> **YOUR OBJECTIVE**: Pull every "TradingView" line out of the data below.

> **RECORDS SHOWN**:
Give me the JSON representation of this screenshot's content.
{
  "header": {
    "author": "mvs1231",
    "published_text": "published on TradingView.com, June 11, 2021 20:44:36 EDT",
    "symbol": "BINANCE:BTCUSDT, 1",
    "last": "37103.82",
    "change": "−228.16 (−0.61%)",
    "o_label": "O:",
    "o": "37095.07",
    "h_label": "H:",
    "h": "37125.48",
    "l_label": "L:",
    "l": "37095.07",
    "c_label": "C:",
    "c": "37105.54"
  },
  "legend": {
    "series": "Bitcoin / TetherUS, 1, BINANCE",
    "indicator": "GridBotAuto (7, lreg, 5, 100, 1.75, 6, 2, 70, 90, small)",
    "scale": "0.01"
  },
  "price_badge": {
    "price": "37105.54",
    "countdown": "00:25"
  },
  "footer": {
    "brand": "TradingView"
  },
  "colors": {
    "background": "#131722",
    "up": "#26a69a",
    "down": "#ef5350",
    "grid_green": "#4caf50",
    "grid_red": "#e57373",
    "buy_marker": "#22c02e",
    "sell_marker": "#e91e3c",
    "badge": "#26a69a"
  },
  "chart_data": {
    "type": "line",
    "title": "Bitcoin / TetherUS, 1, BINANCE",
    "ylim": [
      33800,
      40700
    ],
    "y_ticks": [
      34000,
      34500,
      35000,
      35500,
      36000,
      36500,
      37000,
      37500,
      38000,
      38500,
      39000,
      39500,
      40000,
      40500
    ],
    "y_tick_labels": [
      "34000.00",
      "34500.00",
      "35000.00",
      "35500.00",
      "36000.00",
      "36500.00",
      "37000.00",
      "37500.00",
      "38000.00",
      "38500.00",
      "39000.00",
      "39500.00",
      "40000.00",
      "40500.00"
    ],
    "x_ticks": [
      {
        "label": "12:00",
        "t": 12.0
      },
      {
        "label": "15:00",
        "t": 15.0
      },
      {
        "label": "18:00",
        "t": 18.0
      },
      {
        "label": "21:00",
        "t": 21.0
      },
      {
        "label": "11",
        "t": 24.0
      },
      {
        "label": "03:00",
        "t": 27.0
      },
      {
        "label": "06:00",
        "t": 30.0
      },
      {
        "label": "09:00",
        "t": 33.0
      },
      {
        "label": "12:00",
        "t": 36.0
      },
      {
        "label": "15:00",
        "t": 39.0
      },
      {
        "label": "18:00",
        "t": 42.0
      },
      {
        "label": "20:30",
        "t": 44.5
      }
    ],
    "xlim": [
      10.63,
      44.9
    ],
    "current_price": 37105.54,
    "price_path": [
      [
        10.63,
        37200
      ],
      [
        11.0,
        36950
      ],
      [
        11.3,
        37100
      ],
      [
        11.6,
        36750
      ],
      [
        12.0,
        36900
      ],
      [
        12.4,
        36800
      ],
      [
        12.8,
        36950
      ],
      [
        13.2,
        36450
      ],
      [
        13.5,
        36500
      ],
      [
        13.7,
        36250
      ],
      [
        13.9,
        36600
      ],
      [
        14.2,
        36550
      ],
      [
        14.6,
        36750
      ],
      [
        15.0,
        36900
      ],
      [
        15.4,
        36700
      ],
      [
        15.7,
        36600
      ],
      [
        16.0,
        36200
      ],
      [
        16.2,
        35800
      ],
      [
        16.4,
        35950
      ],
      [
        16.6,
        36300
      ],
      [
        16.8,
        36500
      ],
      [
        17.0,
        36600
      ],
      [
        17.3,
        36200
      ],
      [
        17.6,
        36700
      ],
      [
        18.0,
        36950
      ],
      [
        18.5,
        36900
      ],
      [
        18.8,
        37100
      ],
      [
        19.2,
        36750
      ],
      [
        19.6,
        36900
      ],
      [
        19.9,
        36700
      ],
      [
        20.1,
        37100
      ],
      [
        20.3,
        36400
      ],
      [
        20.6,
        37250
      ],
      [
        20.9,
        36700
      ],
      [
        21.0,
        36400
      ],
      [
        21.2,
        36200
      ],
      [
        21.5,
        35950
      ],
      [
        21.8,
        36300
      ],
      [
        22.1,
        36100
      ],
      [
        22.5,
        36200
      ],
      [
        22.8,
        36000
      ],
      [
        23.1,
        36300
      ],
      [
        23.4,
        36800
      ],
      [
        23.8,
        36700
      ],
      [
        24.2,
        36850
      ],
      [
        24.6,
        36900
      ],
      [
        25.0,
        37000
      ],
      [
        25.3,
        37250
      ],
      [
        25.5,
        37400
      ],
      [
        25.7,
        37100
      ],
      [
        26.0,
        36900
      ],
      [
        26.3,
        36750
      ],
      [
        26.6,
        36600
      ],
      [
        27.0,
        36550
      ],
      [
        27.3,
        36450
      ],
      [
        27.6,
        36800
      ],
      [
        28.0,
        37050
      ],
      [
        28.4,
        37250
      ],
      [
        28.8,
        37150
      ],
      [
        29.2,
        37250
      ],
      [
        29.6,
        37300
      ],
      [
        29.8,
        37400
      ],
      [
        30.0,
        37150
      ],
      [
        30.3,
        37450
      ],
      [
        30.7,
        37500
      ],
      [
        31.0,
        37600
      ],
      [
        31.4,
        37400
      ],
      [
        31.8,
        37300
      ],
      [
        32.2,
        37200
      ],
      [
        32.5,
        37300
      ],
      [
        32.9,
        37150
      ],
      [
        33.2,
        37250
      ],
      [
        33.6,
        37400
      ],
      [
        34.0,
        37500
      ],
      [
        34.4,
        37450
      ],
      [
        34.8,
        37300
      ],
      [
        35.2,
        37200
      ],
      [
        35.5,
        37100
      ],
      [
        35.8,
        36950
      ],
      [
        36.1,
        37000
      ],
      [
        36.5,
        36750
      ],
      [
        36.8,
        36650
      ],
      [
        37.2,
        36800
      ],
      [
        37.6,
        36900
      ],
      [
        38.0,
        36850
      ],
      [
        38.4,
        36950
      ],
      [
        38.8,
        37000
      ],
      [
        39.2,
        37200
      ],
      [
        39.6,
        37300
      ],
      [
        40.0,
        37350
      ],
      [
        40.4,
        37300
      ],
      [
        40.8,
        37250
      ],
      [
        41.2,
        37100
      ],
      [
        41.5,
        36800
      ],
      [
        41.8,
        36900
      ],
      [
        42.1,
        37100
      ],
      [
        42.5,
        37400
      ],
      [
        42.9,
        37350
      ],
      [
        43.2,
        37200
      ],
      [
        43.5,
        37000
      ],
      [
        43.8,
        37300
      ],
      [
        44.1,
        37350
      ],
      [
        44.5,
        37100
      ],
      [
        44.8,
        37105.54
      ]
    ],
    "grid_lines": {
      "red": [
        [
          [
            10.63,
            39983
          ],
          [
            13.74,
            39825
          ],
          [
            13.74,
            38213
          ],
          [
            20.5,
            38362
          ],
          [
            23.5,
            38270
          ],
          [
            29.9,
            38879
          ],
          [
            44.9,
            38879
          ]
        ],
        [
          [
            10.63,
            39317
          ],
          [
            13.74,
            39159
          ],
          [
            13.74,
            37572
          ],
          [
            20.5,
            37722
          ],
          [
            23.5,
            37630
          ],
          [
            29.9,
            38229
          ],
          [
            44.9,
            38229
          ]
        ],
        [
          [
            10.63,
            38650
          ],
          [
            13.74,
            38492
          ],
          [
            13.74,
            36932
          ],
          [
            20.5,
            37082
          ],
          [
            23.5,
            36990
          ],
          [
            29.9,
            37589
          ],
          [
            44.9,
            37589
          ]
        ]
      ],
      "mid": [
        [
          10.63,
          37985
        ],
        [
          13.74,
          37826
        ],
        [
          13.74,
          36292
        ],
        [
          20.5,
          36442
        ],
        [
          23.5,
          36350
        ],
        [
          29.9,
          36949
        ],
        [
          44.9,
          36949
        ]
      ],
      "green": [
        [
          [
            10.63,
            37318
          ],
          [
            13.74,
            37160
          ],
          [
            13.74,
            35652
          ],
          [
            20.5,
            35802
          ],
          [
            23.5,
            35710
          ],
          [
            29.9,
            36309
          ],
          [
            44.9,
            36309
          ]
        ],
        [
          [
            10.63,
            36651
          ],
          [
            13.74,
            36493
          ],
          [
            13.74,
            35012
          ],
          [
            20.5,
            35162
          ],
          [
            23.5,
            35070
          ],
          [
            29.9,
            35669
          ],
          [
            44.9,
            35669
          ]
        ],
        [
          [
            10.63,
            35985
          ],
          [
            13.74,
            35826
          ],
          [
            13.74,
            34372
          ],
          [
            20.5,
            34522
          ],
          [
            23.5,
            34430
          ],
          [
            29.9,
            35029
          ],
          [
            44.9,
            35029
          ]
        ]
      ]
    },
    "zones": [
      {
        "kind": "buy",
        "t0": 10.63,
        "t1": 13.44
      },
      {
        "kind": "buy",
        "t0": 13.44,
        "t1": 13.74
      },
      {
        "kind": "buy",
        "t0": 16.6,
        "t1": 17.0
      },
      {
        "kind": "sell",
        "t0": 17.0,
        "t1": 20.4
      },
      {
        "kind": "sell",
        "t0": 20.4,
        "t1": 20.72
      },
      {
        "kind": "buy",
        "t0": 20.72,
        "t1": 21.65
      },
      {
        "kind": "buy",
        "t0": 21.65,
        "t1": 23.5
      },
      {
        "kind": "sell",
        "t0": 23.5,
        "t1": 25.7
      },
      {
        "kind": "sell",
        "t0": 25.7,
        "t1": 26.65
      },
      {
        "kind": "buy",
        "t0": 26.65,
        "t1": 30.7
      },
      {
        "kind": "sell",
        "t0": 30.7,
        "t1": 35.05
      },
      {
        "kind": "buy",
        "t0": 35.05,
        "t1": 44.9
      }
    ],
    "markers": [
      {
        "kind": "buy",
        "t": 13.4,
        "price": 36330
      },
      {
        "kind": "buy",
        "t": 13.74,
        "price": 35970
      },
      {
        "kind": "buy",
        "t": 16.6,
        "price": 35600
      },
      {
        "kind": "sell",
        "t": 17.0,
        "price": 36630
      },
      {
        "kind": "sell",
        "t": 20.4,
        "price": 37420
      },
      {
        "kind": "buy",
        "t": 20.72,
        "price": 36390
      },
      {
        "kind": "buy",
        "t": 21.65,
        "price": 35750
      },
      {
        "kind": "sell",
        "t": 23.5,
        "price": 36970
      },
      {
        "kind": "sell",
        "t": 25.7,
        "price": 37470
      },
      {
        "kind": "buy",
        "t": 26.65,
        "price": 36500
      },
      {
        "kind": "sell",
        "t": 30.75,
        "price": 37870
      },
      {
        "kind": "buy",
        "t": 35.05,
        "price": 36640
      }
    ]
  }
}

> **ANSWER IN FULL**:
    "published_text": "published on TradingView.com, June 11, 2021 20:44:36 EDT",
    "brand": "TradingView"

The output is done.